(Stored data)
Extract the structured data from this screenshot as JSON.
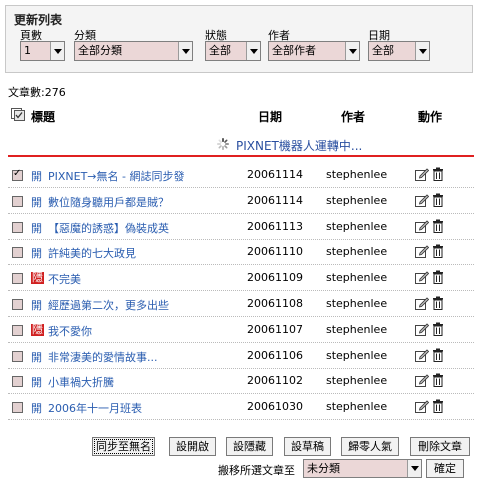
{
  "filters": {
    "title": "更新列表",
    "page": {
      "label": "頁數",
      "value": "1"
    },
    "category": {
      "label": "分類",
      "value": "全部分類"
    },
    "status": {
      "label": "狀態",
      "value": "全部"
    },
    "author": {
      "label": "作者",
      "value": "全部作者"
    },
    "date": {
      "label": "日期",
      "value": "全部"
    }
  },
  "article_count": "文章數:276",
  "table": {
    "headers": {
      "title": "標題",
      "date": "日期",
      "author": "作者",
      "action": "動作"
    },
    "robot_status": "PIXNET機器人運轉中...",
    "rows": [
      {
        "checked": true,
        "status": "開",
        "status_type": "open",
        "title": "PIXNET→無名 - 網誌同步發",
        "date": "20061114",
        "author": "stephenlee"
      },
      {
        "checked": false,
        "status": "開",
        "status_type": "open",
        "title": "數位隨身聽用戶都是賊？",
        "date": "20061114",
        "author": "stephenlee"
      },
      {
        "checked": false,
        "status": "開",
        "status_type": "open",
        "title": "【惡魔的誘惑】偽裝成英",
        "date": "20061113",
        "author": "stephenlee"
      },
      {
        "checked": false,
        "status": "開",
        "status_type": "open",
        "title": "許純美的七大政見",
        "date": "20061110",
        "author": "stephenlee"
      },
      {
        "checked": false,
        "status": "隱",
        "status_type": "hidden",
        "title": "不完美",
        "date": "20061109",
        "author": "stephenlee"
      },
      {
        "checked": false,
        "status": "開",
        "status_type": "open",
        "title": "經歷過第二次，更多出些",
        "date": "20061108",
        "author": "stephenlee"
      },
      {
        "checked": false,
        "status": "隱",
        "status_type": "hidden",
        "title": "我不愛你",
        "date": "20061107",
        "author": "stephenlee"
      },
      {
        "checked": false,
        "status": "開",
        "status_type": "open",
        "title": "非常淒美的愛情故事...",
        "date": "20061106",
        "author": "stephenlee"
      },
      {
        "checked": false,
        "status": "開",
        "status_type": "open",
        "title": "小車禍大折騰",
        "date": "20061102",
        "author": "stephenlee"
      },
      {
        "checked": false,
        "status": "開",
        "status_type": "open",
        "title": "2006年十一月班表",
        "date": "20061030",
        "author": "stephenlee"
      }
    ]
  },
  "actions": {
    "sync_anonymous": "同步至無名",
    "set_public": "設開啟",
    "set_hidden": "設隱藏",
    "set_draft": "設草稿",
    "reset_popularity": "歸零人氣",
    "delete_article": "刪除文章",
    "move_label": "搬移所選文章至",
    "move_target": "未分類",
    "confirm": "確定"
  },
  "colors": {
    "link": "#2a5db0",
    "hidden_badge": "#d02020",
    "divider": "#e02020",
    "select_bg": "#ebd7d7"
  }
}
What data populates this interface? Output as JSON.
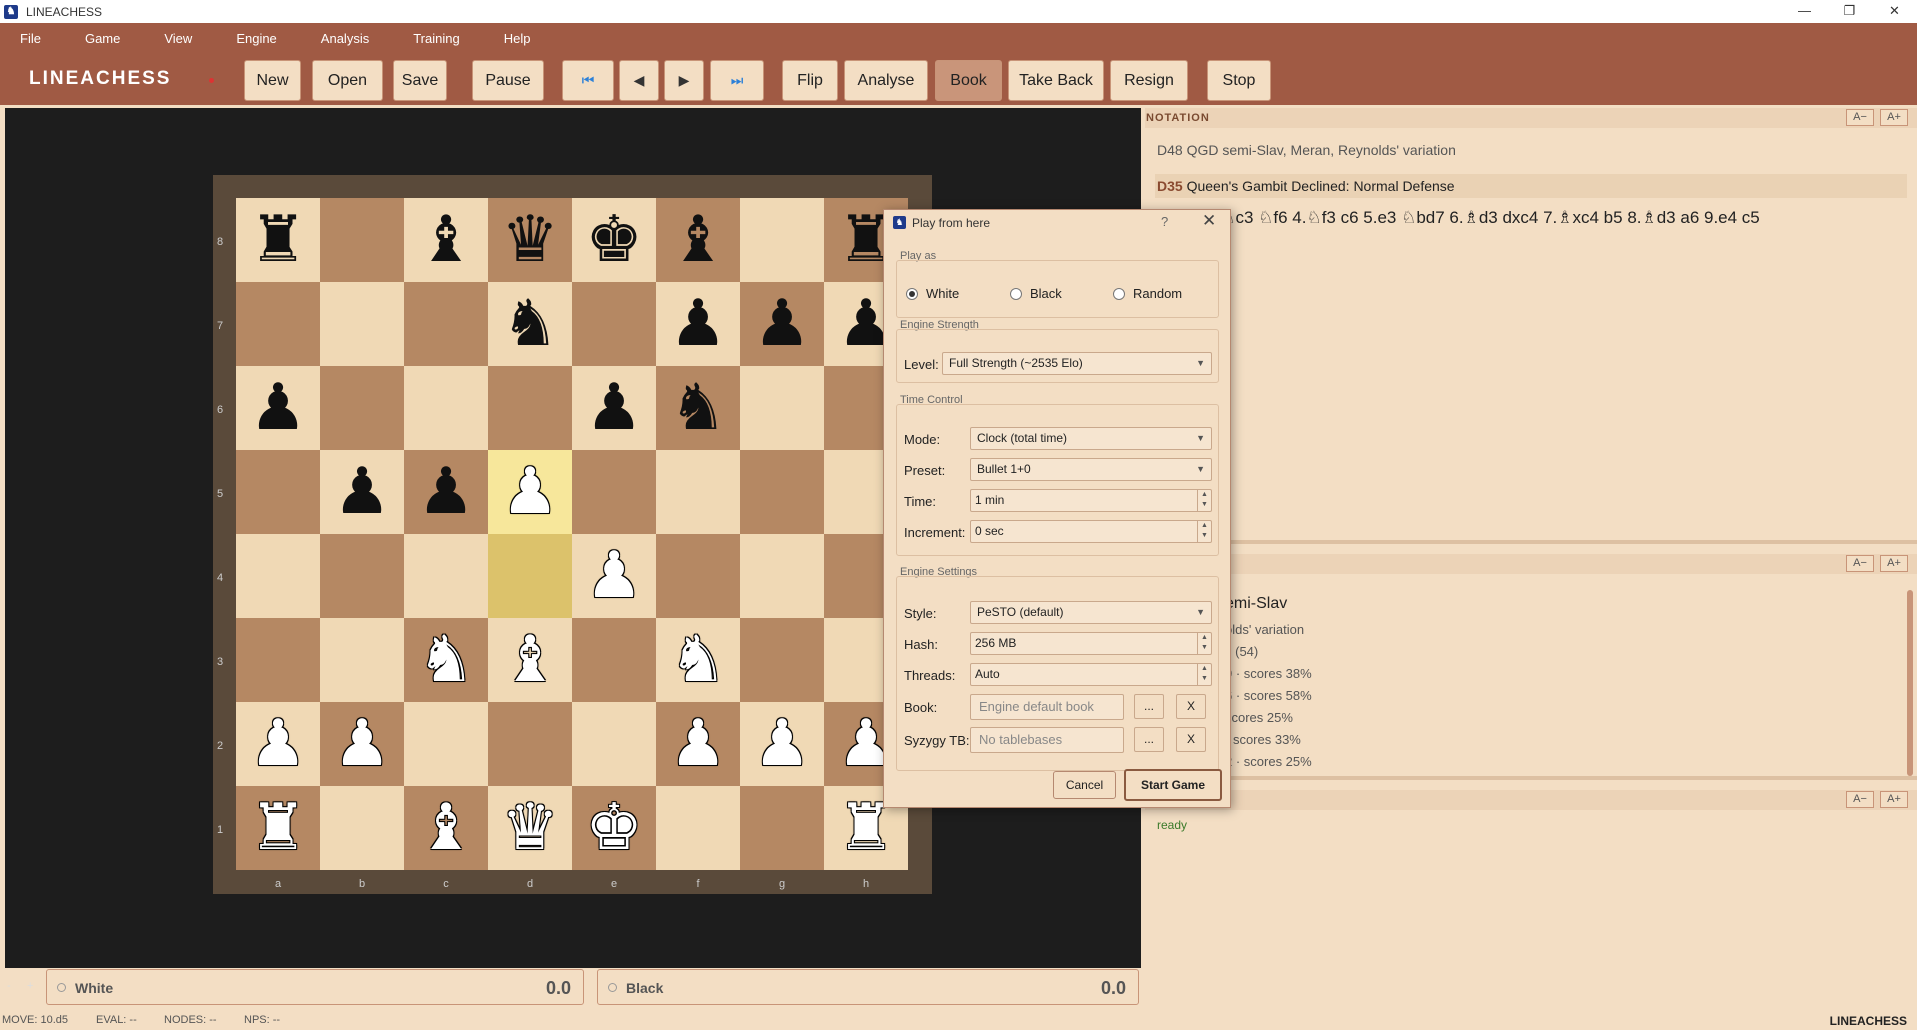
{
  "window": {
    "title": "LINEACHESS",
    "minimize": "—",
    "maximize": "❐",
    "close": "✕"
  },
  "menu": [
    "File",
    "Game",
    "View",
    "Engine",
    "Analysis",
    "Training",
    "Help"
  ],
  "brand": "LINEACHESS",
  "toolbar": {
    "new": "New",
    "open": "Open",
    "save": "Save",
    "pause": "Pause",
    "first": "⏮",
    "prev": "◀",
    "next": "▶",
    "last": "⏭",
    "flip": "Flip",
    "analyse": "Analyse",
    "book": "Book",
    "take_back": "Take Back",
    "resign": "Resign",
    "stop": "Stop"
  },
  "board": {
    "ranks": [
      "8",
      "7",
      "6",
      "5",
      "4",
      "3",
      "2",
      "1"
    ],
    "files": [
      "a",
      "b",
      "c",
      "d",
      "e",
      "f",
      "g",
      "h"
    ],
    "position": [
      [
        "br",
        "",
        "bb",
        "bq",
        "bk",
        "bb",
        "",
        "br"
      ],
      [
        "",
        "",
        "",
        "bn",
        "",
        "bp",
        "bp",
        "bp"
      ],
      [
        "bp",
        "",
        "",
        "",
        "bp",
        "bn",
        "",
        ""
      ],
      [
        "",
        "bp",
        "bp",
        "wp",
        "",
        "",
        "",
        ""
      ],
      [
        "",
        "",
        "",
        "",
        "wp",
        "",
        "",
        ""
      ],
      [
        "",
        "",
        "wn",
        "wb",
        "",
        "wn",
        "",
        ""
      ],
      [
        "wp",
        "wp",
        "",
        "",
        "",
        "wp",
        "wp",
        "wp"
      ],
      [
        "wr",
        "",
        "wb",
        "wq",
        "wk",
        "",
        "",
        "wr"
      ]
    ],
    "highlight_from": "d4",
    "highlight_to": "d5"
  },
  "players": {
    "white": {
      "name": "White",
      "score": "0.0"
    },
    "black": {
      "name": "Black",
      "score": "0.0"
    }
  },
  "mini_controls": [
    "-",
    "+"
  ],
  "status": {
    "move": "MOVE: 10.d5",
    "eval": "EVAL: --",
    "nodes": "NODES: --",
    "nps": "NPS: --",
    "brand": "LINEACHESS"
  },
  "notation": {
    "header": "NOTATION",
    "a_minus": "A−",
    "a_plus": "A+",
    "opening": "D48 QGD semi-Slav, Meran, Reynolds' variation",
    "eco": "D35",
    "eco_name": "Queen's Gambit Declined: Normal Defense",
    "moves": ".c4 e6 3.♘c3 ♘f6 4.♘f3 c6 5.e3 ♘bd7 6.♗d3 dxc4 7.♗xc4 b5 8.♗d3 a6 9.e4 c5"
  },
  "book_panel": {
    "a_minus": "A−",
    "a_plus": "A+",
    "title": "emi-Slav",
    "subtitle": "olds' variation",
    "lines": [
      "s (54)",
      "9 · scores 38%",
      "6 · scores 58%",
      "scores 25%",
      "· scores 33%",
      "2 · scores 25%"
    ]
  },
  "engine_panel": {
    "a_minus": "A−",
    "a_plus": "A+",
    "status": "ready"
  },
  "dialog": {
    "title": "Play from here",
    "help": "?",
    "close": "✕",
    "play_as_label": "Play as",
    "play_as": {
      "white": "White",
      "black": "Black",
      "random": "Random",
      "selected": "White"
    },
    "engine_strength_label": "Engine Strength",
    "level_label": "Level:",
    "level_value": "Full Strength (~2535 Elo)",
    "time_control_label": "Time Control",
    "mode_label": "Mode:",
    "mode_value": "Clock (total time)",
    "preset_label": "Preset:",
    "preset_value": "Bullet 1+0",
    "time_label": "Time:",
    "time_value": "1 min",
    "increment_label": "Increment:",
    "increment_value": "0 sec",
    "engine_settings_label": "Engine Settings",
    "style_label": "Style:",
    "style_value": "PeSTO (default)",
    "hash_label": "Hash:",
    "hash_value": "256 MB",
    "threads_label": "Threads:",
    "threads_value": "Auto",
    "book_label": "Book:",
    "book_placeholder": "Engine default book",
    "syzygy_label": "Syzygy TB:",
    "syzygy_placeholder": "No tablebases",
    "browse": "...",
    "clear": "X",
    "cancel": "Cancel",
    "start": "Start Game"
  },
  "colors": {
    "accent": "#a05a44",
    "panel": "#f3dec4",
    "light_square": "#f0d9b5",
    "dark_square": "#b58863"
  }
}
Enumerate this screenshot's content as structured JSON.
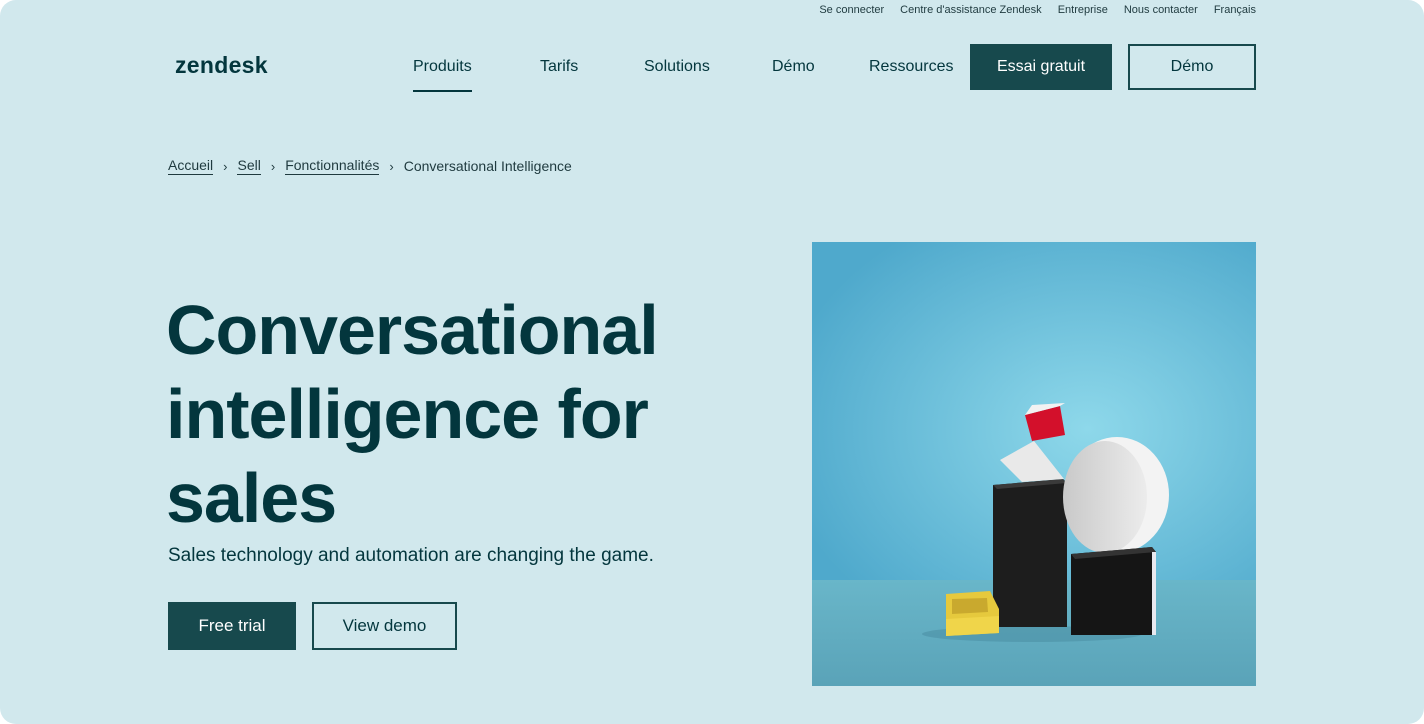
{
  "utility_nav": [
    "Se connecter",
    "Centre d'assistance Zendesk",
    "Entreprise",
    "Nous contacter",
    "Français"
  ],
  "header": {
    "logo": "zendesk",
    "nav": [
      "Produits",
      "Tarifs",
      "Solutions",
      "Démo",
      "Ressources"
    ],
    "active_nav": "Produits",
    "cta_primary": "Essai gratuit",
    "cta_secondary": "Démo"
  },
  "breadcrumb": {
    "items": [
      "Accueil",
      "Sell",
      "Fonctionnalités"
    ],
    "current": "Conversational Intelligence",
    "separator": "›"
  },
  "hero": {
    "title": "Conversational intelligence for sales",
    "subtitle": "Sales technology and automation are changing the game.",
    "primary_button": "Free trial",
    "secondary_button": "View demo"
  },
  "colors": {
    "background": "#d1e8ed",
    "primary": "#17494d",
    "text": "#03363d"
  }
}
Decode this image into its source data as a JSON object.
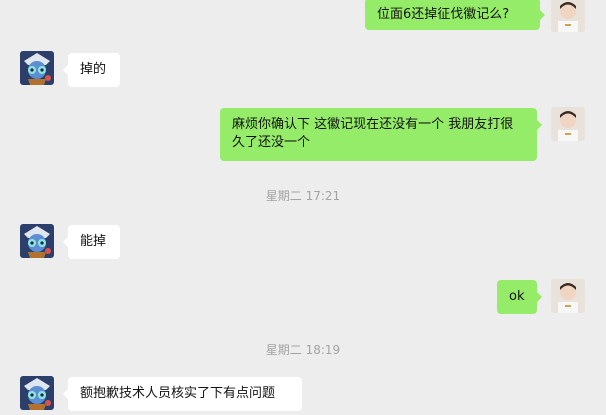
{
  "chat": {
    "messages": [
      {
        "sender": "self",
        "text": "位面6还掉征伐徽记么?"
      },
      {
        "sender": "other",
        "text": "掉的"
      },
      {
        "sender": "self",
        "text": "麻烦你确认下  这徽记现在还没有一个 我朋友打很久了还没一个"
      },
      {
        "sender": "timestamp",
        "text": "星期二 17:21"
      },
      {
        "sender": "other",
        "text": "能掉"
      },
      {
        "sender": "self",
        "text": "ok"
      },
      {
        "sender": "timestamp",
        "text": "星期二 18:19"
      },
      {
        "sender": "other",
        "text": "额抱歉技术人员核实了下有点问题"
      }
    ]
  },
  "avatars": {
    "other": "cartoon-character-avatar",
    "self": "person-photo-avatar"
  },
  "colors": {
    "background": "#ededed",
    "incoming_bubble": "#ffffff",
    "outgoing_bubble": "#95ec69",
    "timestamp_text": "#a3a3a3"
  }
}
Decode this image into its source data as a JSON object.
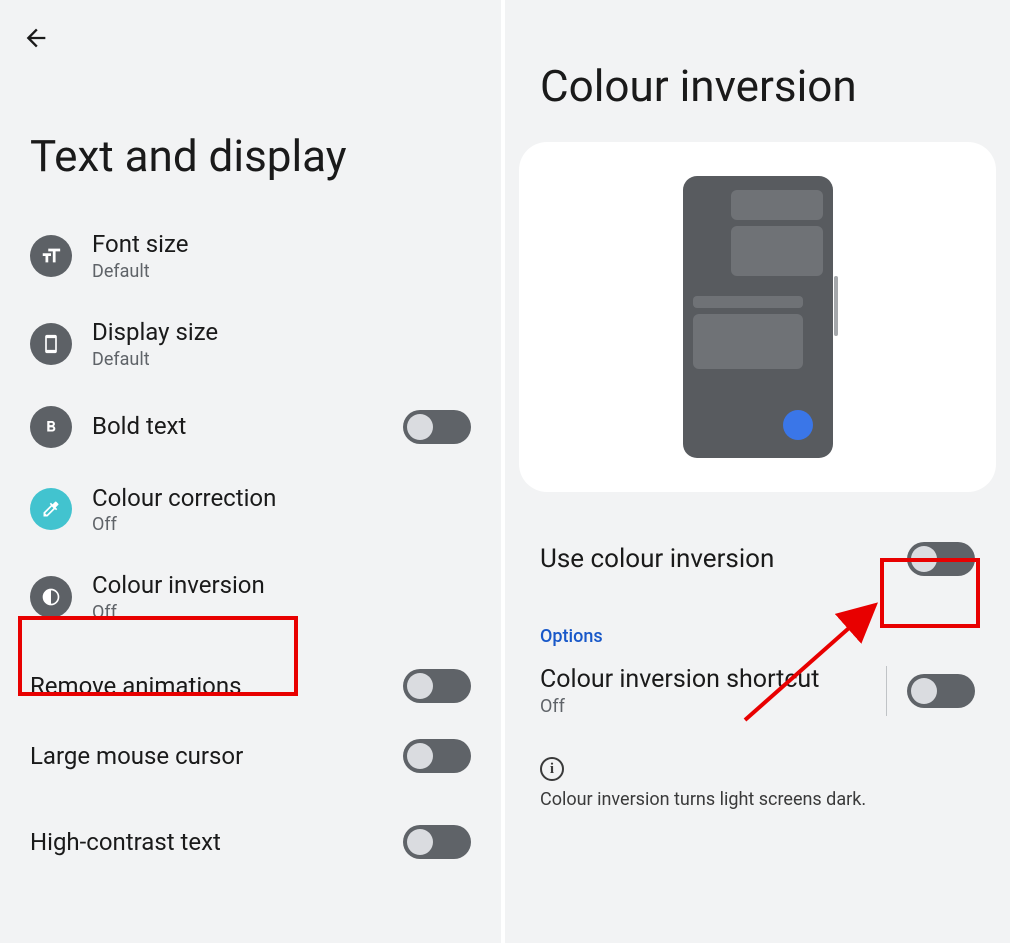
{
  "left": {
    "title": "Text and display",
    "items": [
      {
        "label": "Font size",
        "sub": "Default"
      },
      {
        "label": "Display size",
        "sub": "Default"
      },
      {
        "label": "Bold text"
      },
      {
        "label": "Colour correction",
        "sub": "Off"
      },
      {
        "label": "Colour inversion",
        "sub": "Off"
      },
      {
        "label": "Remove animations"
      },
      {
        "label": "Large mouse cursor"
      },
      {
        "label": "High-contrast text"
      }
    ]
  },
  "right": {
    "title": "Colour inversion",
    "use_label": "Use colour inversion",
    "options_header": "Options",
    "shortcut_label": "Colour inversion shortcut",
    "shortcut_sub": "Off",
    "info_text": "Colour inversion turns light screens dark."
  }
}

• **Problem to solve**
List all lines where "this" occurs.

• **Written solution**
Extract the structured data from this screenshot as JSON.
What data populates this interface? Output as JSON.
Enumerate this screenshot's content as structured JSON.
Decode this image into its source data as a JSON object.
Decode this image into its source data as a JSON object.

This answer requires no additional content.